### Your task
Omit any picture, and return the remaining data exactly as written.

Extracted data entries
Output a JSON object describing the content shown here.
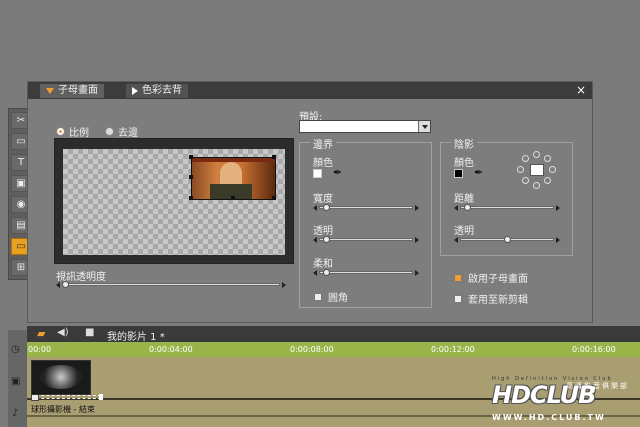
{
  "tabs": [
    {
      "label": "子母畫面",
      "active": true
    },
    {
      "label": "色彩去背",
      "active": false
    }
  ],
  "close_glyph": "×",
  "tools": [
    "scissors-icon",
    "title-icon",
    "text-icon",
    "photo-icon",
    "audio-icon",
    "transition-icon",
    "pip-icon",
    "plugin-icon"
  ],
  "tool_glyphs": [
    "✂",
    "▭",
    "T",
    "▣",
    "◉",
    "▤",
    "▭",
    "⊞"
  ],
  "active_tool_index": 6,
  "mode": {
    "options": [
      "比例",
      "去邊"
    ],
    "selected_index": 0
  },
  "video_opacity": {
    "label": "視訊透明度",
    "value": 0.0
  },
  "preset": {
    "label": "預設:",
    "value": ""
  },
  "border_group": {
    "title": "邊界",
    "color_label": "顏色",
    "color": "#ffffff",
    "width_label": "寬度",
    "width_value": 0.05,
    "opacity_label": "透明",
    "opacity_value": 0.05,
    "soften_label": "柔和",
    "soften_value": 0.05,
    "rounded_label": "圓角",
    "rounded_checked": false
  },
  "shadow_group": {
    "title": "陰影",
    "color_label": "顏色",
    "color": "#000000",
    "distance_label": "距離",
    "distance_value": 0.05,
    "opacity_label": "透明",
    "opacity_value": 0.5
  },
  "enable_pip": {
    "label": "啟用子母畫面",
    "checked": true
  },
  "apply_new_clip": {
    "label": "套用至新剪輯",
    "checked": false
  },
  "timeline": {
    "movie_title": "我的影片 1 *",
    "ticks": [
      "00:00",
      "0:00:04:00",
      "0:00:08:00",
      "0:00:12:00",
      "0:00:16:00"
    ],
    "clip_label": "球形攝影機 - 結束"
  },
  "watermark": {
    "tagline": "High Definition Vision Club",
    "logo": "HDCLUB",
    "chinese": "高清影音俱樂部",
    "url": "WWW.HD.CLUB.TW"
  },
  "colors": {
    "accent": "#f0a030",
    "panel_bg": "#7d7d7d",
    "ruler": "#9ab44a"
  }
}
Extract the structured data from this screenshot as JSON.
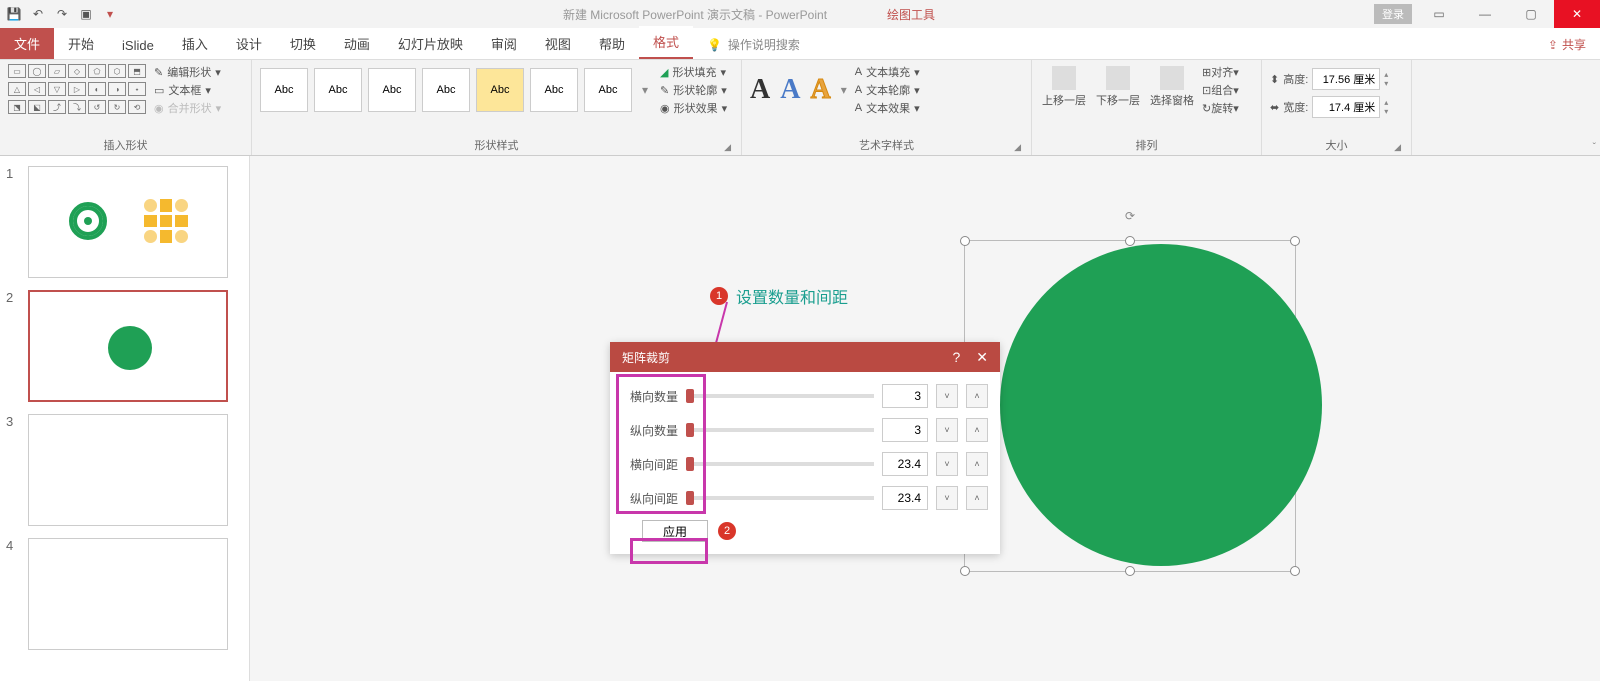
{
  "title": {
    "app": "新建 Microsoft PowerPoint 演示文稿 - PowerPoint",
    "context_tab": "绘图工具"
  },
  "window": {
    "login": "登录"
  },
  "tabs": {
    "file": "文件",
    "home": "开始",
    "islide": "iSlide",
    "insert": "插入",
    "design": "设计",
    "transition": "切换",
    "animation": "动画",
    "slideshow": "幻灯片放映",
    "review": "审阅",
    "view": "视图",
    "help": "帮助",
    "format": "格式",
    "tellme": "操作说明搜索",
    "share": "共享"
  },
  "ribbon": {
    "insert_shape": {
      "label": "插入形状",
      "edit_shape": "编辑形状",
      "text_box": "文本框",
      "merge": "合并形状"
    },
    "shape_style": {
      "label": "形状样式",
      "sample": "Abc",
      "fill": "形状填充",
      "outline": "形状轮廓",
      "effects": "形状效果"
    },
    "wordart": {
      "label": "艺术字样式",
      "text_fill": "文本填充",
      "text_outline": "文本轮廓",
      "text_effects": "文本效果"
    },
    "arrange": {
      "label": "排列",
      "bring_fwd": "上移一层",
      "send_back": "下移一层",
      "selection_pane": "选择窗格",
      "align": "对齐",
      "group": "组合",
      "rotate": "旋转"
    },
    "size": {
      "label": "大小",
      "height_label": "高度:",
      "height_val": "17.56 厘米",
      "width_label": "宽度:",
      "width_val": "17.4 厘米"
    }
  },
  "thumbs": [
    "1",
    "2",
    "3",
    "4"
  ],
  "annotation": {
    "step1": "1",
    "step1_text": "设置数量和间距",
    "step2": "2"
  },
  "dialog": {
    "title": "矩阵裁剪",
    "rows": {
      "h_count": {
        "label": "横向数量",
        "value": "3"
      },
      "v_count": {
        "label": "纵向数量",
        "value": "3"
      },
      "h_gap": {
        "label": "横向间距",
        "value": "23.4"
      },
      "v_gap": {
        "label": "纵向间距",
        "value": "23.4"
      }
    },
    "apply": "应用"
  }
}
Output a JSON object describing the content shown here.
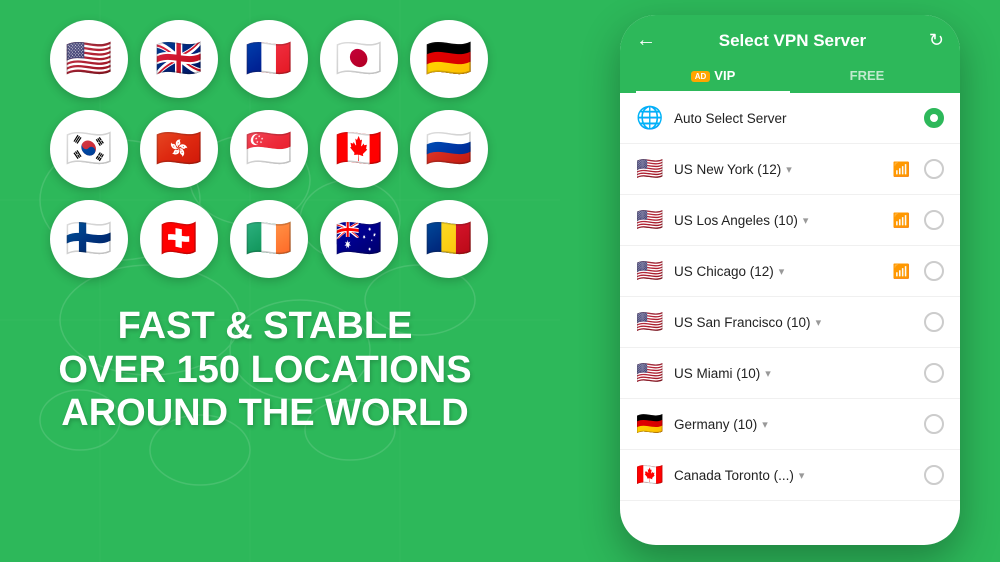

### Result of the task
Output a JSON object describing the content shown here.
{
  "tabs": [
    {
      "label": "子母畫面",
      "active": true
    },
    {
      "label": "色彩去背",
      "active": false
    }
  ],
  "close_glyph": "×",
  "tools": [
    "scissors-icon",
    "title-icon",
    "text-icon",
    "photo-icon",
    "audio-icon",
    "transition-icon",
    "pip-icon",
    "plugin-icon"
  ],
  "tool_glyphs": [
    "✂",
    "▭",
    "T",
    "▣",
    "◉",
    "▤",
    "▭",
    "⊞"
  ],
  "active_tool_index": 6,
  "mode": {
    "options": [
      "比例",
      "去邊"
    ],
    "selected_index": 0
  },
  "video_opacity": {
    "label": "視訊透明度",
    "value": 0.0
  },
  "preset": {
    "label": "預設:",
    "value": ""
  },
  "border_group": {
    "title": "邊界",
    "color_label": "顏色",
    "color": "#ffffff",
    "width_label": "寬度",
    "width_value": 0.05,
    "opacity_label": "透明",
    "opacity_value": 0.05,
    "soften_label": "柔和",
    "soften_value": 0.05,
    "rounded_label": "圓角",
    "rounded_checked": false
  },
  "shadow_group": {
    "title": "陰影",
    "color_label": "顏色",
    "color": "#000000",
    "distance_label": "距離",
    "distance_value": 0.05,
    "opacity_label": "透明",
    "opacity_value": 0.5
  },
  "enable_pip": {
    "label": "啟用子母畫面",
    "checked": true
  },
  "apply_new_clip": {
    "label": "套用至新剪輯",
    "checked": false
  },
  "timeline": {
    "movie_title": "我的影片 1 *",
    "ticks": [
      "00:00",
      "0:00:04:00",
      "0:00:08:00",
      "0:00:12:00",
      "0:00:16:00"
    ],
    "clip_label": "球形攝影機 - 結束"
  },
  "watermark": {
    "tagline": "High Definition Vision Club",
    "logo": "HDCLUB",
    "chinese": "高清影音俱樂部",
    "url": "WWW.HD.CLUB.TW"
  },
  "colors": {
    "accent": "#f0a030",
    "panel_bg": "#7d7d7d",
    "ruler": "#9ab44a"
  }
}
Extract the structured data from this screenshot as JSON.
{
  "title": {
    "app": "新建 Microsoft PowerPoint 演示文稿 - PowerPoint",
    "context_tab": "绘图工具"
  },
  "window": {
    "login": "登录"
  },
  "tabs": {
    "file": "文件",
    "home": "开始",
    "islide": "iSlide",
    "insert": "插入",
    "design": "设计",
    "transition": "切换",
    "animation": "动画",
    "slideshow": "幻灯片放映",
    "review": "审阅",
    "view": "视图",
    "help": "帮助",
    "format": "格式",
    "tellme": "操作说明搜索",
    "share": "共享"
  },
  "ribbon": {
    "insert_shape": {
      "label": "插入形状",
      "edit_shape": "编辑形状",
      "text_box": "文本框",
      "merge": "合并形状"
    },
    "shape_style": {
      "label": "形状样式",
      "sample": "Abc",
      "fill": "形状填充",
      "outline": "形状轮廓",
      "effects": "形状效果"
    },
    "wordart": {
      "label": "艺术字样式",
      "text_fill": "文本填充",
      "text_outline": "文本轮廓",
      "text_effects": "文本效果"
    },
    "arrange": {
      "label": "排列",
      "bring_fwd": "上移一层",
      "send_back": "下移一层",
      "selection_pane": "选择窗格",
      "align": "对齐",
      "group": "组合",
      "rotate": "旋转"
    },
    "size": {
      "label": "大小",
      "height_label": "高度:",
      "height_val": "17.56 厘米",
      "width_label": "宽度:",
      "width_val": "17.4 厘米"
    }
  },
  "thumbs": [
    "1",
    "2",
    "3",
    "4"
  ],
  "annotation": {
    "step1": "1",
    "step1_text": "设置数量和间距",
    "step2": "2"
  },
  "dialog": {
    "title": "矩阵裁剪",
    "rows": {
      "h_count": {
        "label": "横向数量",
        "value": "3"
      },
      "v_count": {
        "label": "纵向数量",
        "value": "3"
      },
      "h_gap": {
        "label": "横向间距",
        "value": "23.4"
      },
      "v_gap": {
        "label": "纵向间距",
        "value": "23.4"
      }
    },
    "apply": "应用"
  }
}
Output a JSON object describing the content shown here.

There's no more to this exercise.